§ Instructions to follow:
Go through the lines below. Copy those with "from".

[Figure content listings]
○ ○ ○ ○

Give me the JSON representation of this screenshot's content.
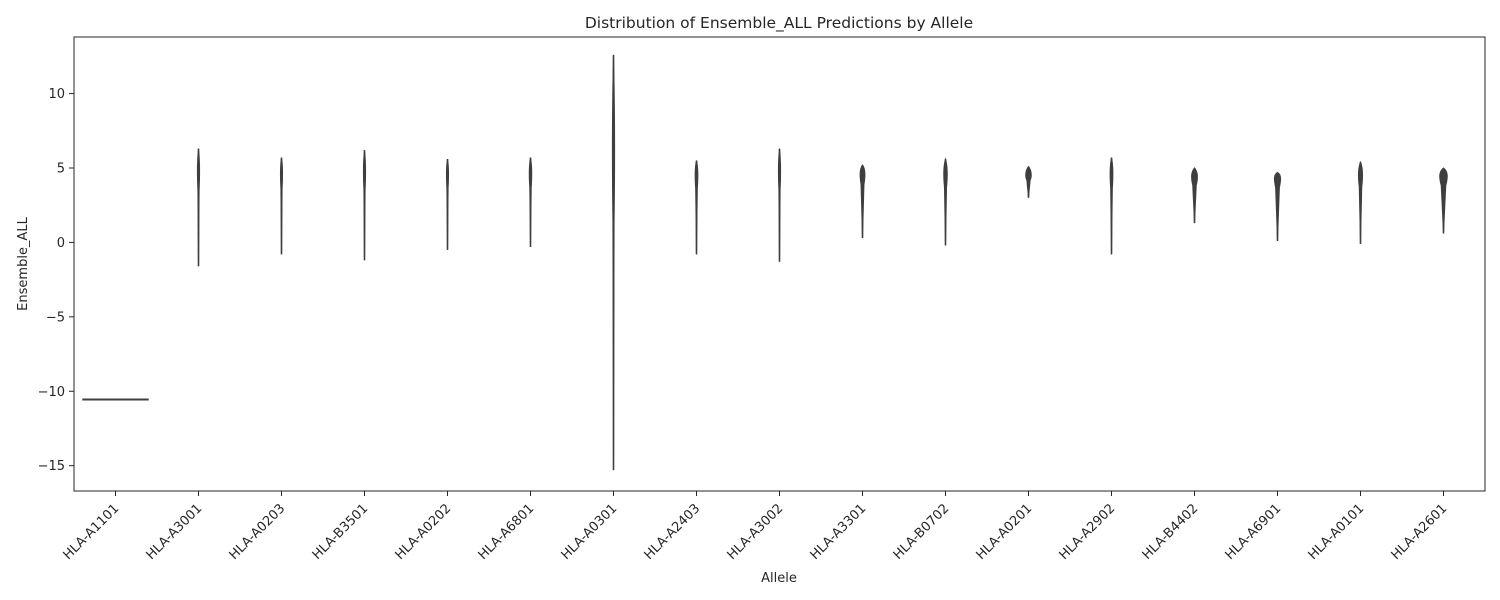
{
  "chart_data": {
    "type": "violin",
    "title": "Distribution of Ensemble_ALL Predictions by Allele",
    "xlabel": "Allele",
    "ylabel": "Ensemble_ALL",
    "ylim": [
      -16.7,
      13.8
    ],
    "yticks": [
      -15,
      -10,
      -5,
      0,
      5,
      10
    ],
    "ytick_labels": [
      "−15",
      "−10",
      "−5",
      "0",
      "5",
      "10"
    ],
    "grid": false,
    "color": "#3f3f3f",
    "categories": [
      "HLA-A1101",
      "HLA-A3001",
      "HLA-A0203",
      "HLA-B3501",
      "HLA-A0202",
      "HLA-A6801",
      "HLA-A0301",
      "HLA-A2403",
      "HLA-A3002",
      "HLA-A3301",
      "HLA-B0702",
      "HLA-A0201",
      "HLA-A2902",
      "HLA-B4402",
      "HLA-A6901",
      "HLA-A0101",
      "HLA-A2601"
    ],
    "series": [
      {
        "category": "HLA-A1101",
        "min": -10.6,
        "max": -10.5,
        "mode": -10.55,
        "width": 0.8
      },
      {
        "category": "HLA-A3001",
        "min": -1.6,
        "max": 6.3,
        "mode": 4.4,
        "width": 0.03
      },
      {
        "category": "HLA-A0203",
        "min": -0.8,
        "max": 5.7,
        "mode": 4.4,
        "width": 0.03
      },
      {
        "category": "HLA-B3501",
        "min": -1.2,
        "max": 6.2,
        "mode": 4.4,
        "width": 0.03
      },
      {
        "category": "HLA-A0202",
        "min": -0.5,
        "max": 5.6,
        "mode": 4.4,
        "width": 0.03
      },
      {
        "category": "HLA-A6801",
        "min": -0.3,
        "max": 5.7,
        "mode": 4.4,
        "width": 0.035
      },
      {
        "category": "HLA-A0301",
        "min": -15.3,
        "max": 12.6,
        "mode": 4.4,
        "width": 0.025
      },
      {
        "category": "HLA-A2403",
        "min": -0.8,
        "max": 5.5,
        "mode": 4.4,
        "width": 0.04
      },
      {
        "category": "HLA-A3002",
        "min": -1.3,
        "max": 6.3,
        "mode": 4.4,
        "width": 0.03
      },
      {
        "category": "HLA-A3301",
        "min": 0.3,
        "max": 5.2,
        "mode": 4.5,
        "width": 0.07
      },
      {
        "category": "HLA-B0702",
        "min": -0.2,
        "max": 5.6,
        "mode": 4.4,
        "width": 0.05
      },
      {
        "category": "HLA-A0201",
        "min": 3.0,
        "max": 5.1,
        "mode": 4.4,
        "width": 0.08
      },
      {
        "category": "HLA-A2902",
        "min": -0.8,
        "max": 5.7,
        "mode": 4.4,
        "width": 0.04
      },
      {
        "category": "HLA-B4402",
        "min": 1.3,
        "max": 5.0,
        "mode": 4.3,
        "width": 0.085
      },
      {
        "category": "HLA-A6901",
        "min": 0.1,
        "max": 4.7,
        "mode": 4.3,
        "width": 0.09
      },
      {
        "category": "HLA-A0101",
        "min": -0.1,
        "max": 5.4,
        "mode": 4.4,
        "width": 0.06
      },
      {
        "category": "HLA-A2601",
        "min": 0.6,
        "max": 5.0,
        "mode": 4.4,
        "width": 0.11
      }
    ]
  }
}
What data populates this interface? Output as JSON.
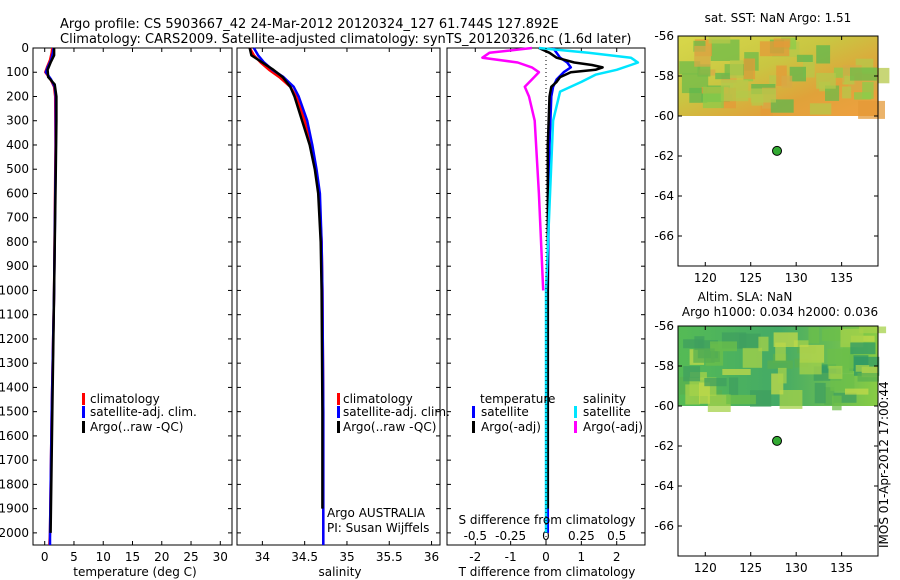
{
  "header": {
    "line1": "Argo profile: CS 5903667_42 24-Mar-2012 20120324_127 61.744S 127.892E",
    "line2": "Climatology: CARS2009. Satellite-adjusted climatology: synTS_20120326.nc (1.6d later)"
  },
  "colors": {
    "climatology": "#ff0000",
    "satellite": "#0000ff",
    "argo": "#000000",
    "sal_satellite": "#00e5ff",
    "sal_argo": "#ff00ff",
    "marker": "#33aa33"
  },
  "chart_data": [
    {
      "type": "line",
      "name": "temperature-profile",
      "xlabel": "temperature (deg C)",
      "ylabel": "",
      "xlim": [
        -2,
        32
      ],
      "ylim": [
        2050,
        0
      ],
      "xticks": [
        0,
        5,
        10,
        15,
        20,
        25,
        30
      ],
      "yticks": [
        0,
        100,
        200,
        300,
        400,
        500,
        600,
        700,
        800,
        900,
        1000,
        1100,
        1200,
        1300,
        1400,
        1500,
        1600,
        1700,
        1800,
        1900,
        2000
      ],
      "legend": [
        "climatology",
        "satellite-adj. clim.",
        "Argo(..raw -QC)"
      ],
      "series": [
        {
          "name": "climatology",
          "depth": [
            0,
            20,
            50,
            80,
            100,
            130,
            160,
            200,
            400,
            1000,
            1500,
            2000,
            2050
          ],
          "values": [
            1.3,
            1.2,
            0.9,
            0.4,
            0.1,
            1.0,
            1.6,
            1.8,
            1.85,
            1.6,
            1.2,
            0.9,
            0.8
          ]
        },
        {
          "name": "satellite-adj. clim.",
          "depth": [
            0,
            20,
            50,
            80,
            100,
            130,
            160,
            200,
            400,
            1000,
            1500,
            2000,
            2050
          ],
          "values": [
            1.5,
            1.4,
            1.1,
            0.5,
            0.2,
            1.1,
            1.7,
            1.9,
            1.9,
            1.6,
            1.2,
            0.9,
            0.9
          ]
        },
        {
          "name": "Argo(..raw -QC)",
          "depth": [
            0,
            30,
            60,
            90,
            120,
            150,
            200,
            300,
            500,
            1000,
            1500,
            2000
          ],
          "values": [
            1.6,
            1.6,
            1.0,
            0.5,
            0.6,
            1.7,
            2.0,
            2.0,
            1.9,
            1.6,
            1.3,
            1.0
          ]
        }
      ]
    },
    {
      "type": "line",
      "name": "salinity-profile",
      "xlabel": "salinity",
      "xlim": [
        33.7,
        36.1
      ],
      "ylim": [
        2050,
        0
      ],
      "xticks": [
        34,
        34.5,
        35,
        35.5,
        36
      ],
      "xticklabels": [
        "34",
        "34.5",
        "35",
        "35.5",
        "36"
      ],
      "legend": [
        "climatology",
        "satellite-adj. clim.",
        "Argo(..raw -QC)"
      ],
      "annotation": [
        "Argo AUSTRALIA",
        "PI: Susan Wijffels"
      ],
      "series": [
        {
          "name": "climatology",
          "depth": [
            0,
            30,
            60,
            90,
            120,
            160,
            200,
            300,
            400,
            500,
            600,
            800,
            1000,
            1500,
            2000,
            2050
          ],
          "values": [
            33.85,
            33.9,
            33.98,
            34.08,
            34.2,
            34.33,
            34.4,
            34.5,
            34.57,
            34.63,
            34.67,
            34.7,
            34.71,
            34.72,
            34.72,
            34.72
          ]
        },
        {
          "name": "satellite-adj. clim.",
          "depth": [
            0,
            30,
            60,
            90,
            120,
            160,
            200,
            300,
            400,
            500,
            600,
            800,
            1000,
            1500,
            2000,
            2050
          ],
          "values": [
            33.9,
            33.95,
            34.02,
            34.12,
            34.25,
            34.37,
            34.43,
            34.53,
            34.59,
            34.64,
            34.68,
            34.7,
            34.71,
            34.72,
            34.72,
            34.72
          ]
        },
        {
          "name": "Argo(..raw -QC)",
          "depth": [
            0,
            30,
            60,
            90,
            120,
            160,
            200,
            300,
            400,
            500,
            600,
            800,
            1000,
            1500,
            1900
          ],
          "values": [
            33.85,
            33.87,
            34.0,
            34.13,
            34.24,
            34.33,
            34.38,
            34.47,
            34.56,
            34.62,
            34.66,
            34.69,
            34.7,
            34.71,
            34.71
          ]
        }
      ]
    },
    {
      "type": "line",
      "name": "difference-profile",
      "xlabel": "T difference from climatology",
      "xlabel2": "S difference from climatology",
      "xlim": [
        -2.8,
        2.8
      ],
      "ylim": [
        2050,
        0
      ],
      "xticks": [
        -2,
        -1,
        0,
        1,
        2
      ],
      "xticks_s": [
        -0.5,
        -0.25,
        0,
        0.25,
        0.5
      ],
      "xticklabels_s": [
        "-0.5",
        "-0.25",
        "0",
        "0.25",
        "0.5"
      ],
      "legend_temperature": {
        "title": "temperature",
        "items": [
          "satellite",
          "Argo(-adj)"
        ]
      },
      "legend_salinity": {
        "title": "salinity",
        "items": [
          "satellite",
          "Argo(-adj)"
        ]
      },
      "series": [
        {
          "name": "temperature satellite",
          "depth": [
            0,
            20,
            40,
            60,
            80,
            100,
            130,
            160,
            200,
            400,
            1000,
            2000
          ],
          "values": [
            0.2,
            0.3,
            0.4,
            0.6,
            0.7,
            0.5,
            0.3,
            0.2,
            0.15,
            0.1,
            0.05,
            0.05
          ]
        },
        {
          "name": "temperature Argo(-adj)",
          "depth": [
            0,
            20,
            40,
            60,
            70,
            80,
            90,
            100,
            120,
            140,
            160,
            200,
            400,
            1000,
            1500,
            1900
          ],
          "values": [
            -0.2,
            0.1,
            0.3,
            0.8,
            1.3,
            1.6,
            1.4,
            0.7,
            0.4,
            0.3,
            0.15,
            0.1,
            0.05,
            0.05,
            0.05,
            0.05
          ]
        },
        {
          "name": "salinity satellite",
          "depth": [
            0,
            20,
            40,
            60,
            70,
            90,
            110,
            140,
            180,
            300,
            1000,
            2000
          ],
          "values": [
            -0.05,
            0.3,
            0.6,
            0.65,
            0.6,
            0.5,
            0.35,
            0.25,
            0.1,
            0.05,
            0.0,
            0.0
          ]
        },
        {
          "name": "salinity Argo(-adj)",
          "depth": [
            0,
            20,
            40,
            60,
            80,
            100,
            130,
            160,
            200,
            300,
            600,
            1000
          ],
          "values": [
            -0.1,
            -0.4,
            -0.45,
            -0.2,
            -0.1,
            -0.05,
            -0.1,
            -0.15,
            -0.12,
            -0.08,
            -0.05,
            -0.02
          ]
        }
      ]
    },
    {
      "type": "heatmap",
      "name": "sst-map",
      "title": "sat. SST: NaN Argo: 1.51",
      "xlim": [
        117,
        139
      ],
      "ylim": [
        -67.5,
        -56
      ],
      "xticks": [
        120,
        125,
        130,
        135
      ],
      "yticks": [
        -56,
        -58,
        -60,
        -62,
        -64,
        -66
      ],
      "data_extent_lat": [
        -60,
        -56
      ],
      "argo_position": {
        "lon": 127.892,
        "lat": -61.744
      }
    },
    {
      "type": "heatmap",
      "name": "sla-map",
      "title": "Altim. SLA: NaN",
      "subtitle": "Argo h1000: 0.034 h2000: 0.036",
      "xlim": [
        117,
        139
      ],
      "ylim": [
        -67.5,
        -56
      ],
      "xticks": [
        120,
        125,
        130,
        135
      ],
      "yticks": [
        -56,
        -58,
        -60,
        -62,
        -64,
        -66
      ],
      "data_extent_lat": [
        -60,
        -56
      ],
      "argo_position": {
        "lon": 127.892,
        "lat": -61.744
      }
    }
  ],
  "footer": {
    "watermark": "IMOS 01-Apr-2012 17:00:44"
  }
}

○ ○ ○ ○

§ Problem solution:
      "xlabel": "T difference from climatology",
      "xlabel2": "S difference from climatology",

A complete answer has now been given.